Textausschnitt:
────

Internist Siarhei Barysik hat normalerweise einen anderthalbstündigen Arbeitsweg. Jetzt wären es drei Stunden.
Wittenberge liegt auf halber Strecke
Wittenberge trifft es am härtesten. Die 17.000-Einwohner-Stadt im Nordwesten Brandenburgs liegt genau in der Mitte zwischen Hamburg und Berlin. Jeden Tag pendeln Wittenberger in beide Metropolen, aber es fahren eben auch Leute hierher. So wie der Mediziner Barysik. Mehr als drei Stunden würde seine Fahrtzeit mit dem von der Bahn organisierten Ersatzverkehr betragen – für eine Strecke. Abends dann wieder zurück, ein dreiviertel Jahr lang. S-Bahn, Schnellzug, Bus, Fußweg: realistisch betrachtet ist das nicht machbar.
Was die Generalsanierung der Bahn für ihn bedeutet, hatte Barysik bis vor kurzem gar nicht auf dem Schirm. „Ehrlich gesagt war das eine Überraschung für mich“, sagt er. Höflich umschreibt er das, was ihm an Arbeitsweg droht als „Belastung“.
Kündigt auch nur ein Arzt, gibt es ein riesiges Problem
Barysiks Glück: Die Hausarztpraxis, in der er arbeitet, gehört zu einem größeren Unternehmen, der Elbmed-Prignitz-Gruppe. Das Unternehmen betreibt auch das Prignitz-Kreiskrankenhaus im benachbarten Perleberg. Der Nordwesten Brandenburgs wird gerne genannt, wenn ein Beispiel für „strukturschwache Regionen“ bemüht wird.
Praktisch heißt das: Fachkräftemangel ist hier Alltag. Ärzte sind rar, die Dienstpläne auf Kante genäht. Sollte auch nur ein Arzt kündigen, wäre das ein Riesenproblem. Nicht ausgeschlossen in Anbetracht der monatelangen Streckensperrung.
Karsten Krüger, Geschäftsführer des Elbmed-Krankenhauses, musste sich etwas einfallen lassen. Ihm war klar, dass einige seiner Arbeitnehmer sechs Stunden reine Fahrtzeit pro Tag wohl nicht mitmachen würden: „Wir haben eben den Worst Case gesehen“, sagt er.

────

Einträge im Datensatz:
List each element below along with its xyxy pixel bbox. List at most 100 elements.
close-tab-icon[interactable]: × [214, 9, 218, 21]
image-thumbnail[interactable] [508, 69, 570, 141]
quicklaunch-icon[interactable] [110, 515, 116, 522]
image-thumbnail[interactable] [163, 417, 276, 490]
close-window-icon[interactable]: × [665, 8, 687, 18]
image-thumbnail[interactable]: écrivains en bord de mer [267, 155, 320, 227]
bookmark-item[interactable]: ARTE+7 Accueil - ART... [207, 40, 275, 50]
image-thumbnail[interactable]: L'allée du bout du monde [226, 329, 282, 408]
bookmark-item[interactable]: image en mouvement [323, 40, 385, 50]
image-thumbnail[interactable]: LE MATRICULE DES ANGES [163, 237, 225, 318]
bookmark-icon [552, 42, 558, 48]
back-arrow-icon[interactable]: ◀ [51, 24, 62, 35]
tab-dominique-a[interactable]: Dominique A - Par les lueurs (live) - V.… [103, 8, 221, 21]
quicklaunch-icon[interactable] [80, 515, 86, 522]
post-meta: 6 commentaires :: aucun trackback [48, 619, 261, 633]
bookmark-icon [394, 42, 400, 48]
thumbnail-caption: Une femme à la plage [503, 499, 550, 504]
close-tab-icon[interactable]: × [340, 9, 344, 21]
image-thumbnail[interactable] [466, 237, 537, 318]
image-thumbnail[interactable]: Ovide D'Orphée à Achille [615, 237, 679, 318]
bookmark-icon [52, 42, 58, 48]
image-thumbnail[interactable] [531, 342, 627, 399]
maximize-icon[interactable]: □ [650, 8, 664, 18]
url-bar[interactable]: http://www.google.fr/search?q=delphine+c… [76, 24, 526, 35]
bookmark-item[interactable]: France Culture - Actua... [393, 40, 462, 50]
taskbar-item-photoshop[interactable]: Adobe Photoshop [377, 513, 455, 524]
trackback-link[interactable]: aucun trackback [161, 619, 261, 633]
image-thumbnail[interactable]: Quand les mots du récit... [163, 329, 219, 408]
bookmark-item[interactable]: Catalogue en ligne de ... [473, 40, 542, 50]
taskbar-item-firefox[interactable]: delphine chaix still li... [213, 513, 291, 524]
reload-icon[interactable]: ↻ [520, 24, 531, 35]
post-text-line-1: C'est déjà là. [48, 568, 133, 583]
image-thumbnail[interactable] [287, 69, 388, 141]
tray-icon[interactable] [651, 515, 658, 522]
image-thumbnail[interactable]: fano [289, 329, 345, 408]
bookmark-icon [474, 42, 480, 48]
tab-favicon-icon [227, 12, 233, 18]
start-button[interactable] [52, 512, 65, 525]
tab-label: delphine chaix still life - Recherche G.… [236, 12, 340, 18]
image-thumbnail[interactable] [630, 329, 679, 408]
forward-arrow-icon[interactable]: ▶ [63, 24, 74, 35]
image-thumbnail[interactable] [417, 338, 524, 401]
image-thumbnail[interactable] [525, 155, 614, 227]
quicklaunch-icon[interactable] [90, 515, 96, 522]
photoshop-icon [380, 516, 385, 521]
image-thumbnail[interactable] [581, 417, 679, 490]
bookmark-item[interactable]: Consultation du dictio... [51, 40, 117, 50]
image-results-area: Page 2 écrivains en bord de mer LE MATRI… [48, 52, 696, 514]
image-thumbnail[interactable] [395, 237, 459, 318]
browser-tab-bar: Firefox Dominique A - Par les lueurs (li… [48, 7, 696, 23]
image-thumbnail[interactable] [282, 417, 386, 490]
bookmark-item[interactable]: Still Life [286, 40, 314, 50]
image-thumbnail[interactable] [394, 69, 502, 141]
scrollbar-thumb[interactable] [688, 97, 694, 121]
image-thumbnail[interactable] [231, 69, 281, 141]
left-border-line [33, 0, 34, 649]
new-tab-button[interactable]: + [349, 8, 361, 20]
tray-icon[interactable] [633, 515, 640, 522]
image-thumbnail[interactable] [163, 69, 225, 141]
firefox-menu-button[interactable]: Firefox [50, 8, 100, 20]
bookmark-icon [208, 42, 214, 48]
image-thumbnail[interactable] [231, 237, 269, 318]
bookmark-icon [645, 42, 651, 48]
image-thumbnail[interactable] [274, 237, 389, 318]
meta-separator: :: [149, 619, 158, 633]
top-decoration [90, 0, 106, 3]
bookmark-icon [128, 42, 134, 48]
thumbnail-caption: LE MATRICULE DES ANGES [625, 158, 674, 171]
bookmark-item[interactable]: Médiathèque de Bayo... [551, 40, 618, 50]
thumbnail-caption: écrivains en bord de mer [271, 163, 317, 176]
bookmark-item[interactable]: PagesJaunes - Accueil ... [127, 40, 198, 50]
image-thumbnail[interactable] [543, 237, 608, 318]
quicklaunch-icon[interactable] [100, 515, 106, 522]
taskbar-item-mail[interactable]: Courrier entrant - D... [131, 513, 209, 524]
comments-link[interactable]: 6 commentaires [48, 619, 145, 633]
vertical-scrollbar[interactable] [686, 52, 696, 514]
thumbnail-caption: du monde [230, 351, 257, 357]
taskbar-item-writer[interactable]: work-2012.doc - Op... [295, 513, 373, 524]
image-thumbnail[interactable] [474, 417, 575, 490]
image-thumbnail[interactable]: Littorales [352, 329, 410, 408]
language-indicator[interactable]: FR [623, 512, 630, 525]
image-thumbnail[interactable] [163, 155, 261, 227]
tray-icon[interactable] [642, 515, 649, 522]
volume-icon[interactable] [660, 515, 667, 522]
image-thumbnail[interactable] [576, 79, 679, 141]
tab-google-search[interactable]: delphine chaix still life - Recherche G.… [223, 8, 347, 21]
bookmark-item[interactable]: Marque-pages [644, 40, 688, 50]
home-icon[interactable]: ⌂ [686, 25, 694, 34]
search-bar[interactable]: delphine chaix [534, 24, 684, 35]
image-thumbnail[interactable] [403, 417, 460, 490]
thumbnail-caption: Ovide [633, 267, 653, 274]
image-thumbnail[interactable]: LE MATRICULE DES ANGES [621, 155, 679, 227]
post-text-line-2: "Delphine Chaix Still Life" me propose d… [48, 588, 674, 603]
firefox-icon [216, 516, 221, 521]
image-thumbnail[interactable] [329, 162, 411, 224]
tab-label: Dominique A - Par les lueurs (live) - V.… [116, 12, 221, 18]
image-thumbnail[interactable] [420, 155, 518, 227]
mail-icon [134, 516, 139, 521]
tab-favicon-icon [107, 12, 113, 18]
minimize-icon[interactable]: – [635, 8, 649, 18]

────

Aufgabe: Welche Stelle hat Karsten Krüger laut dem Textausschnitt über die Streckensperrung?

Antwort: Er ist Geschäftsführer des Elbmed-Krankenhauses.